| A block of data |
— Begin —

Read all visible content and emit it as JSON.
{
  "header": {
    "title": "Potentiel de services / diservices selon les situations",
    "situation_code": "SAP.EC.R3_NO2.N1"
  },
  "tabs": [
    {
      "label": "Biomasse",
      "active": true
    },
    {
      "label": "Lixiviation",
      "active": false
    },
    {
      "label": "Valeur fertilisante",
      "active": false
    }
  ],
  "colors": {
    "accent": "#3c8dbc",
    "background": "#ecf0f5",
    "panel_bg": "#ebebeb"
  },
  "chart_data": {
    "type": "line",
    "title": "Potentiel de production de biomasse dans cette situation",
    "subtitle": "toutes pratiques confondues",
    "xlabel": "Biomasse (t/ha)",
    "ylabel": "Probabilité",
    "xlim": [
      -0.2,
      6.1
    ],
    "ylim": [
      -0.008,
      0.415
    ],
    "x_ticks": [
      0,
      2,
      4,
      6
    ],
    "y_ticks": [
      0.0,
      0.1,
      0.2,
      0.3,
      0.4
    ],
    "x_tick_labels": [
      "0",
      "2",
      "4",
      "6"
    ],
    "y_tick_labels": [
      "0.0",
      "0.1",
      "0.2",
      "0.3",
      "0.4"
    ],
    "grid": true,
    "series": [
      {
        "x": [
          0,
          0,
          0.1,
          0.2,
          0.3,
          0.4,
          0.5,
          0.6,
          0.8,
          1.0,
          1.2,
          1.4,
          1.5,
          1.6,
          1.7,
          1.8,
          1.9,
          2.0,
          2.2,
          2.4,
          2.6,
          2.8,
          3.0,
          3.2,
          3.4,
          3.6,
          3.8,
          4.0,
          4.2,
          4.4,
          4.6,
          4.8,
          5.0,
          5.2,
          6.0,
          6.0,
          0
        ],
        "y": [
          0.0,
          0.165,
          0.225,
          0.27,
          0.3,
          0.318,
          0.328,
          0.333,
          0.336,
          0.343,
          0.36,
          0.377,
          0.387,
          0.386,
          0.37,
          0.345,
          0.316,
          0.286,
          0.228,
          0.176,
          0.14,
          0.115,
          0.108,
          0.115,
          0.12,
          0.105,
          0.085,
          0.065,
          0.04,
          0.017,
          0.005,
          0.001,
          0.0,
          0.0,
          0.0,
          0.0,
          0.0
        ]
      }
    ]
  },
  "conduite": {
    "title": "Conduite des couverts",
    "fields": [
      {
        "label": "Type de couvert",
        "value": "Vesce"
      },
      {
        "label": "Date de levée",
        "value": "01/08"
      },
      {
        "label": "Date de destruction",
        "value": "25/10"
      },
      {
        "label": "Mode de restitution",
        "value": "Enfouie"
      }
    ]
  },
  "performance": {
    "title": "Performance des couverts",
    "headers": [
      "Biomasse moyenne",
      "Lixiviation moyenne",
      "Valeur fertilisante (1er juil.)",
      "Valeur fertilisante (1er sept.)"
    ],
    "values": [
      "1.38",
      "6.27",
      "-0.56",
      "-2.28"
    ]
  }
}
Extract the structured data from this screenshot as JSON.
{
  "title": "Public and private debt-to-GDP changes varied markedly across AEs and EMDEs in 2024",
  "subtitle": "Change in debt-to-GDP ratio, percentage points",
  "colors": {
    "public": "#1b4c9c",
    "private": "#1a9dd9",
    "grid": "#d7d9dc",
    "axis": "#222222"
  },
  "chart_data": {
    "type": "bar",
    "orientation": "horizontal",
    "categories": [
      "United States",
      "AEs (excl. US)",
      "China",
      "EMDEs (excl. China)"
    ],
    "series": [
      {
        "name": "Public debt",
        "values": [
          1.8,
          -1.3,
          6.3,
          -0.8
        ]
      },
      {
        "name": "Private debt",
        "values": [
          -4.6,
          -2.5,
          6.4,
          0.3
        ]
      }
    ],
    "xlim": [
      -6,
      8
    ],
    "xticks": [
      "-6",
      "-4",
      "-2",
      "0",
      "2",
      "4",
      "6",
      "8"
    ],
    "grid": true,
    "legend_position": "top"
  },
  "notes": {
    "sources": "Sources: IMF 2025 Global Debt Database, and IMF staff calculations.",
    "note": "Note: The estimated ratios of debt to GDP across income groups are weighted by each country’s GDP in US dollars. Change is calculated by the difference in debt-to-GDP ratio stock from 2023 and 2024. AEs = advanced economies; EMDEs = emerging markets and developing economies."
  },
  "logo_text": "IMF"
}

— End —

| INSTRUCTIONS TO FOLLOW |
Copy every line of the material, please, keeping it exactly the same.

| EXERCISE ANSWER |
Read all visible content and emit it as JSON.
{
  "header": {
    "title": "Potentiel de services / diservices selon les situations",
    "situation_code": "SAP.EC.R3_NO2.N1"
  },
  "tabs": [
    {
      "label": "Biomasse",
      "active": true
    },
    {
      "label": "Lixiviation",
      "active": false
    },
    {
      "label": "Valeur fertilisante",
      "active": false
    }
  ],
  "colors": {
    "accent": "#3c8dbc",
    "background": "#ecf0f5",
    "panel_bg": "#ebebeb"
  },
  "chart_data": {
    "type": "line",
    "title": "Potentiel de production de biomasse dans cette situation",
    "subtitle": "toutes pratiques confondues",
    "xlabel": "Biomasse (t/ha)",
    "ylabel": "Probabilité",
    "xlim": [
      -0.2,
      6.1
    ],
    "ylim": [
      -0.008,
      0.415
    ],
    "x_ticks": [
      0,
      2,
      4,
      6
    ],
    "y_ticks": [
      0.0,
      0.1,
      0.2,
      0.3,
      0.4
    ],
    "x_tick_labels": [
      "0",
      "2",
      "4",
      "6"
    ],
    "y_tick_labels": [
      "0.0",
      "0.1",
      "0.2",
      "0.3",
      "0.4"
    ],
    "grid": true,
    "series": [
      {
        "x": [
          0,
          0,
          0.1,
          0.2,
          0.3,
          0.4,
          0.5,
          0.6,
          0.8,
          1.0,
          1.2,
          1.4,
          1.5,
          1.6,
          1.7,
          1.8,
          1.9,
          2.0,
          2.2,
          2.4,
          2.6,
          2.8,
          3.0,
          3.2,
          3.4,
          3.6,
          3.8,
          4.0,
          4.2,
          4.4,
          4.6,
          4.8,
          5.0,
          5.2,
          6.0,
          6.0,
          0
        ],
        "y": [
          0.0,
          0.165,
          0.225,
          0.27,
          0.3,
          0.318,
          0.328,
          0.333,
          0.336,
          0.343,
          0.36,
          0.377,
          0.387,
          0.386,
          0.37,
          0.345,
          0.316,
          0.286,
          0.228,
          0.176,
          0.14,
          0.115,
          0.108,
          0.115,
          0.12,
          0.105,
          0.085,
          0.065,
          0.04,
          0.017,
          0.005,
          0.001,
          0.0,
          0.0,
          0.0,
          0.0,
          0.0
        ]
      }
    ]
  },
  "conduite": {
    "title": "Conduite des couverts",
    "fields": [
      {
        "label": "Type de couvert",
        "value": "Vesce"
      },
      {
        "label": "Date de levée",
        "value": "01/08"
      },
      {
        "label": "Date de destruction",
        "value": "25/10"
      },
      {
        "label": "Mode de restitution",
        "value": "Enfouie"
      }
    ]
  },
  "performance": {
    "title": "Performance des couverts",
    "headers": [
      "Biomasse moyenne",
      "Lixiviation moyenne",
      "Valeur fertilisante (1er juil.)",
      "Valeur fertilisante (1er sept.)"
    ],
    "values": [
      "1.38",
      "6.27",
      "-0.56",
      "-2.28"
    ]
  }
}
Extract the structured data from this screenshot as JSON.
{
  "title": "Public and private debt-to-GDP changes varied markedly across AEs and EMDEs in 2024",
  "subtitle": "Change in debt-to-GDP ratio, percentage points",
  "colors": {
    "public": "#1b4c9c",
    "private": "#1a9dd9",
    "grid": "#d7d9dc",
    "axis": "#222222"
  },
  "chart_data": {
    "type": "bar",
    "orientation": "horizontal",
    "categories": [
      "United States",
      "AEs (excl. US)",
      "China",
      "EMDEs (excl. China)"
    ],
    "series": [
      {
        "name": "Public debt",
        "values": [
          1.8,
          -1.3,
          6.3,
          -0.8
        ]
      },
      {
        "name": "Private debt",
        "values": [
          -4.6,
          -2.5,
          6.4,
          0.3
        ]
      }
    ],
    "xlim": [
      -6,
      8
    ],
    "xticks": [
      "-6",
      "-4",
      "-2",
      "0",
      "2",
      "4",
      "6",
      "8"
    ],
    "grid": true,
    "legend_position": "top"
  },
  "notes": {
    "sources": "Sources: IMF 2025 Global Debt Database, and IMF staff calculations.",
    "note": "Note: The estimated ratios of debt to GDP across income groups are weighted by each country’s GDP in US dollars. Change is calculated by the difference in debt-to-GDP ratio stock from 2023 and 2024. AEs = advanced economies; EMDEs = emerging markets and developing economies."
  },
  "logo_text": "IMF"
}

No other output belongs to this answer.